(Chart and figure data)
★ ★ ★ ★ ★ ★ ★

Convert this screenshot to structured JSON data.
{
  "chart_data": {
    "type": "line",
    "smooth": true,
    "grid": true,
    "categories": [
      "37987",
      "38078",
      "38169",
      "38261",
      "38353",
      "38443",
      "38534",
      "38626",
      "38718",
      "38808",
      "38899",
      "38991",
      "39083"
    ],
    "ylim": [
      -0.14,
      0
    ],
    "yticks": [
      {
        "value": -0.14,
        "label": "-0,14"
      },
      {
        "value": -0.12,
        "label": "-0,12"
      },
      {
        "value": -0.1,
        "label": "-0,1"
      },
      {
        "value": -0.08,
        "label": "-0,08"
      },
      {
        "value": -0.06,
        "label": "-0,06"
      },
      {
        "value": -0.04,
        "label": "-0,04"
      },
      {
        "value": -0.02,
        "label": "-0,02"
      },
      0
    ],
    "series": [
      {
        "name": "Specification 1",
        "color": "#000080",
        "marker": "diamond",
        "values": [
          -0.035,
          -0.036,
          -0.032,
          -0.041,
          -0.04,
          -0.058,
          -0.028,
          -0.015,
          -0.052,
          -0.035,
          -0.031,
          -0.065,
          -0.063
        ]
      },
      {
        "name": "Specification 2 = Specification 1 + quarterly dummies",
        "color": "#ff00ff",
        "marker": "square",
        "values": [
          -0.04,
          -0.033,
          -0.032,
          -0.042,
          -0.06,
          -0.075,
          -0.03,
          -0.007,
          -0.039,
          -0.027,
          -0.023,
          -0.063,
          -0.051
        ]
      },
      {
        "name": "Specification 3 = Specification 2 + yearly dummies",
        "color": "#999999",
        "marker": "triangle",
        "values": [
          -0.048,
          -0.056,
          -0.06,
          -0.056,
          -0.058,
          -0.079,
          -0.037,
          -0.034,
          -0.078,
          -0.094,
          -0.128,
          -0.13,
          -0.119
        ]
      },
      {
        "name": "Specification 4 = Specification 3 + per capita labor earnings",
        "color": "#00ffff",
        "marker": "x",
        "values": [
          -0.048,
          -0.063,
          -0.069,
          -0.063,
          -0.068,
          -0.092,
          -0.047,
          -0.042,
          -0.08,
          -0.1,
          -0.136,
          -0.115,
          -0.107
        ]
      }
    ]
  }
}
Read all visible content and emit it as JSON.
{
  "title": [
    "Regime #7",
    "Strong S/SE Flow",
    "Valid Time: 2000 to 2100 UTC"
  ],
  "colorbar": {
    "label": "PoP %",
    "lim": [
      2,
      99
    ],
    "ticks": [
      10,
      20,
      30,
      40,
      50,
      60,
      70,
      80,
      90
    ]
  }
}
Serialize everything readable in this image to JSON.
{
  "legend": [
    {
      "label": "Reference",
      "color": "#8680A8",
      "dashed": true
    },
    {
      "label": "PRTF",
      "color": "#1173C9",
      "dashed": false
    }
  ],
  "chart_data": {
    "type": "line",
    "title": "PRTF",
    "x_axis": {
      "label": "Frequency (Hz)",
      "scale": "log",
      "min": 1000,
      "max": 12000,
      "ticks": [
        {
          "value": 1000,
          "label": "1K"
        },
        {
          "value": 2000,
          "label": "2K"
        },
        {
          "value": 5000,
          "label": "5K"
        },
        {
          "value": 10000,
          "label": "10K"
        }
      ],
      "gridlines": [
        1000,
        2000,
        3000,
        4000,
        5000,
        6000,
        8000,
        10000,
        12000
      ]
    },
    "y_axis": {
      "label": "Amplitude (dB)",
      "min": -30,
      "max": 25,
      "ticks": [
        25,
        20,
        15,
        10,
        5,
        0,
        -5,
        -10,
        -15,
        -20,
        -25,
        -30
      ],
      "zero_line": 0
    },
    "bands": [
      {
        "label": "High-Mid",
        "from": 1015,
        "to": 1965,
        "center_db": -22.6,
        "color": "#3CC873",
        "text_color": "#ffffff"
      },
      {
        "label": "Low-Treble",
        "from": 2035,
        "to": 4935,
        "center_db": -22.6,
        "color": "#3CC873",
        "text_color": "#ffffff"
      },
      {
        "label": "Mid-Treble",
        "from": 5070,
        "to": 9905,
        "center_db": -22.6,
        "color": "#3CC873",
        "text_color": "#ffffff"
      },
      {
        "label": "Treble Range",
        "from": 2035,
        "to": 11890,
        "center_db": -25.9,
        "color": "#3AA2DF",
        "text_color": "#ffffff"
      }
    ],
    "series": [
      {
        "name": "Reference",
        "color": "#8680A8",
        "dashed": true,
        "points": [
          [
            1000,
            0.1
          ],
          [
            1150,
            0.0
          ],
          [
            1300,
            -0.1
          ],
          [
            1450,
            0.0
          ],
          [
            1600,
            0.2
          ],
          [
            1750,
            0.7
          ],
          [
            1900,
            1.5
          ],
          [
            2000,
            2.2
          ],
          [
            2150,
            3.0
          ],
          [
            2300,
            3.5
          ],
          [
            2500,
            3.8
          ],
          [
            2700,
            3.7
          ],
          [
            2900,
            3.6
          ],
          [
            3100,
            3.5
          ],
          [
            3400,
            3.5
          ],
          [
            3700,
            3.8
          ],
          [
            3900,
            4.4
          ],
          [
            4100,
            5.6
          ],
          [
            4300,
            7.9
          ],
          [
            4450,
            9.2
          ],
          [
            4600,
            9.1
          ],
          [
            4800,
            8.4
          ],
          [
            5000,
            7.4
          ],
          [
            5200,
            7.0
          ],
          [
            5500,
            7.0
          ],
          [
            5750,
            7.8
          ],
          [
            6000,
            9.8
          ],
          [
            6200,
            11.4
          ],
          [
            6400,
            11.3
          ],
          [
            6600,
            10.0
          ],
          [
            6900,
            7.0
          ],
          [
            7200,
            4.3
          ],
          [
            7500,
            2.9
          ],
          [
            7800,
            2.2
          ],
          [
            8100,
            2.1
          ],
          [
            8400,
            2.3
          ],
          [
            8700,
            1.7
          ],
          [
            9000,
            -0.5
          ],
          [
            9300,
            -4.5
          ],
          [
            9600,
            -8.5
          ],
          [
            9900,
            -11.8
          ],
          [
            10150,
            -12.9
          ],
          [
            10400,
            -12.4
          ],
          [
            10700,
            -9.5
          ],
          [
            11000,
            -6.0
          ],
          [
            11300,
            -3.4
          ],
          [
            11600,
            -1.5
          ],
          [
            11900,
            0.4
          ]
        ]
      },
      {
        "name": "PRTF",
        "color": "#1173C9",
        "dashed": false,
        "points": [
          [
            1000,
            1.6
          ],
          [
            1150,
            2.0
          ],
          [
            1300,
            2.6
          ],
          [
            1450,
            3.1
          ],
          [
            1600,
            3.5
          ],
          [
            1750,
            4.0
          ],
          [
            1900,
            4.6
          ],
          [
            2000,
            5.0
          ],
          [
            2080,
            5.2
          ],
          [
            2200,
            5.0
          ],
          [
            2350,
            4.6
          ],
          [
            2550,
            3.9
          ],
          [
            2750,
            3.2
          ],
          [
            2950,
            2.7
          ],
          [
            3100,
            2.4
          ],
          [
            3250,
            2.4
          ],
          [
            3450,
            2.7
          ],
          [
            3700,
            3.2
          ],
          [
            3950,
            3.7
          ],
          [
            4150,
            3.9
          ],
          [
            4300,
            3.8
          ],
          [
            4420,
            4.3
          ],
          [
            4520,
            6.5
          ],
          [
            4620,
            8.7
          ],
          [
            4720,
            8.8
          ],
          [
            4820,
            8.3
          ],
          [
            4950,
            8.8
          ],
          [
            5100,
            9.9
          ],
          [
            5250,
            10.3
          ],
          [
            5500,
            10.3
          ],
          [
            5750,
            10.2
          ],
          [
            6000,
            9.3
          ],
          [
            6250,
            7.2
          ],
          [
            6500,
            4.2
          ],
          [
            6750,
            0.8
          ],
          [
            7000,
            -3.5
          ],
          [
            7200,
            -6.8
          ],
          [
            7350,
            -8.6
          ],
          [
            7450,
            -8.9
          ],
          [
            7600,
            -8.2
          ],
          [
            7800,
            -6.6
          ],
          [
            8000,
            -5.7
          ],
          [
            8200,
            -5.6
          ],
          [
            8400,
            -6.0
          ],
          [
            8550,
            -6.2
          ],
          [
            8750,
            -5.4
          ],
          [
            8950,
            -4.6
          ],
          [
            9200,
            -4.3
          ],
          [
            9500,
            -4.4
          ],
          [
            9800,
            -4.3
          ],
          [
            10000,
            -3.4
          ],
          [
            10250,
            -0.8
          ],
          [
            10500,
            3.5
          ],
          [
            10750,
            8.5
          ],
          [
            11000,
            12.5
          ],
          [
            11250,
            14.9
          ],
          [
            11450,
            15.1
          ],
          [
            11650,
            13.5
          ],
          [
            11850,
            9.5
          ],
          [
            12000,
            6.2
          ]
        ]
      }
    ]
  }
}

★ ★ ★ ★ ★ ★ ★

Pick out every line above that holds the word "Specification" and copy it.

        "name": "Specification 1",
        "name": "Specification 2 = Specification 1 + quarterly dummies",
        "name": "Specification 3 = Specification 2 + yearly dummies",
        "name": "Specification 4 = Specification 3 + per capita labor earnings",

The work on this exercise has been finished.